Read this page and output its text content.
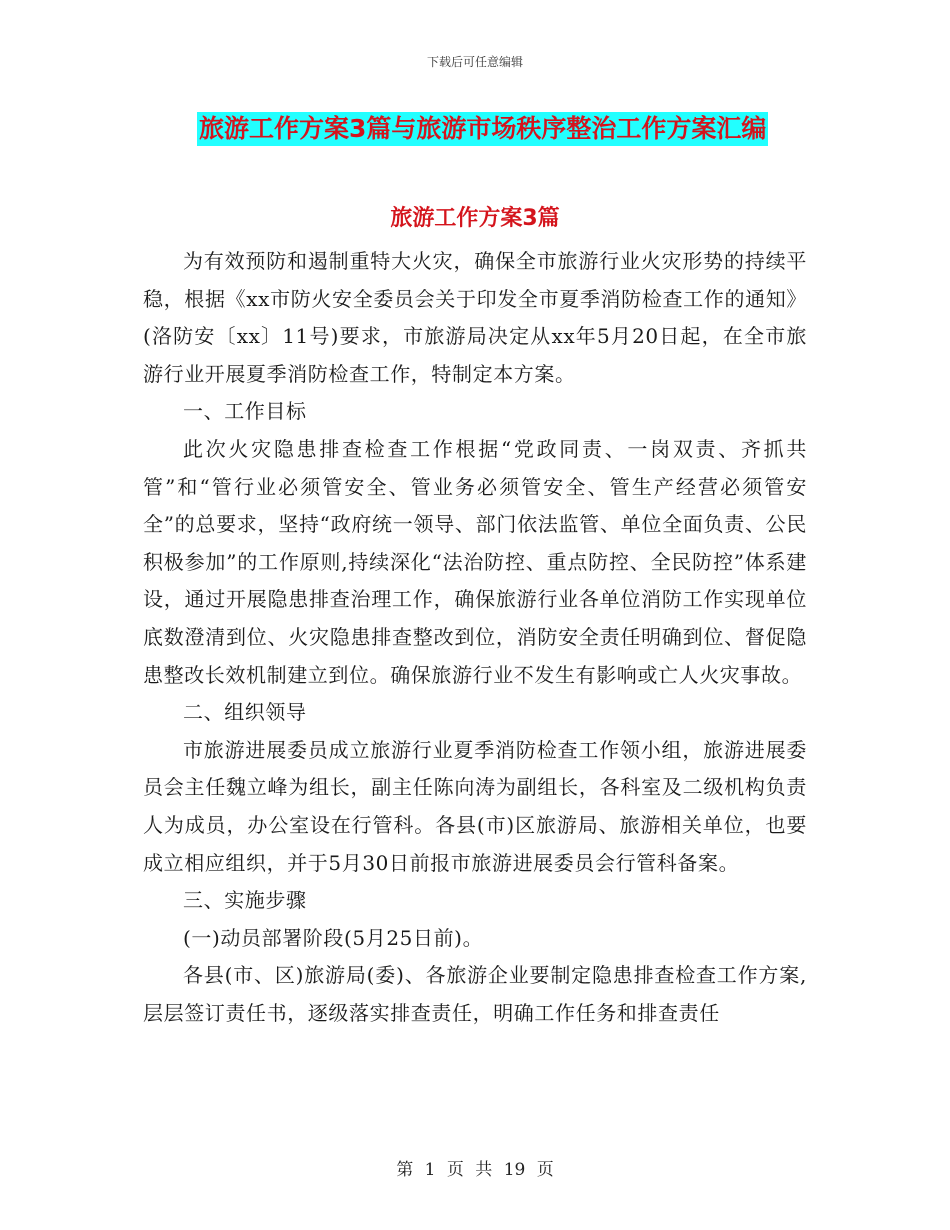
下载后可任意编辑
旅游工作方案3篇与旅游市场秩序整治工作方案汇编
旅游工作方案3篇

为有效预防和遏制重特大火灾，确保全市旅游行业火灾形势的持续平稳，根据《xx市防火安全委员会关于印发全市夏季消防检查工作的通知》(洛防安〔xx〕11号)要求，市旅游局决定从xx年5月20日起，在全市旅游行业开展夏季消防检查工作，特制定本方案。

一、工作目标

此次火灾隐患排查检查工作根据“党政同责、一岗双责、齐抓共管”和“管行业必须管安全、管业务必须管安全、管生产经营必须管安全”的总要求，坚持“政府统一领导、部门依法监管、单位全面负责、公民积极参加”的工作原则,持续深化“法治防控、重点防控、全民防控”体系建设，通过开展隐患排查治理工作，确保旅游行业各单位消防工作实现单位底数澄清到位、火灾隐患排查整改到位，消防安全责任明确到位、督促隐患整改长效机制建立到位。确保旅游行业不发生有影响或亡人火灾事故。

二、组织领导

市旅游进展委员成立旅游行业夏季消防检查工作领小组，旅游进展委员会主任魏立峰为组长，副主任陈向涛为副组长，各科室及二级机构负责人为成员，办公室设在行管科。各县(市)区旅游局、旅游相关单位，也要成立相应组织，并于5月30日前报市旅游进展委员会行管科备案。

三、实施步骤

(一)动员部署阶段(5月25日前)。

各县(市、区)旅游局(委)、各旅游企业要制定隐患排查检查工作方案,层层签订责任书，逐级落实排查责任，明确工作任务和排查责任

第 1 页 共 19 页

Requirement> Copy the data character for character, but drop all pictures from the copy.

Answer to the problem>
Read this page and output its text content.
下载后可任意编辑
旅游工作方案3篇与旅游市场秩序整治工作方案汇编
旅游工作方案3篇

为有效预防和遏制重特大火灾，确保全市旅游行业火灾形势的持续平稳，根据《xx市防火安全委员会关于印发全市夏季消防检查工作的通知》(洛防安〔xx〕11号)要求，市旅游局决定从xx年5月20日起，在全市旅游行业开展夏季消防检查工作，特制定本方案。

一、工作目标

此次火灾隐患排查检查工作根据“党政同责、一岗双责、齐抓共管”和“管行业必须管安全、管业务必须管安全、管生产经营必须管安全”的总要求，坚持“政府统一领导、部门依法监管、单位全面负责、公民积极参加”的工作原则,持续深化“法治防控、重点防控、全民防控”体系建设，通过开展隐患排查治理工作，确保旅游行业各单位消防工作实现单位底数澄清到位、火灾隐患排查整改到位，消防安全责任明确到位、督促隐患整改长效机制建立到位。确保旅游行业不发生有影响或亡人火灾事故。

二、组织领导

市旅游进展委员成立旅游行业夏季消防检查工作领小组，旅游进展委员会主任魏立峰为组长，副主任陈向涛为副组长，各科室及二级机构负责人为成员，办公室设在行管科。各县(市)区旅游局、旅游相关单位，也要成立相应组织，并于5月30日前报市旅游进展委员会行管科备案。

三、实施步骤

(一)动员部署阶段(5月25日前)。

各县(市、区)旅游局(委)、各旅游企业要制定隐患排查检查工作方案,层层签订责任书，逐级落实排查责任，明确工作任务和排查责任

第 1 页 共 19 页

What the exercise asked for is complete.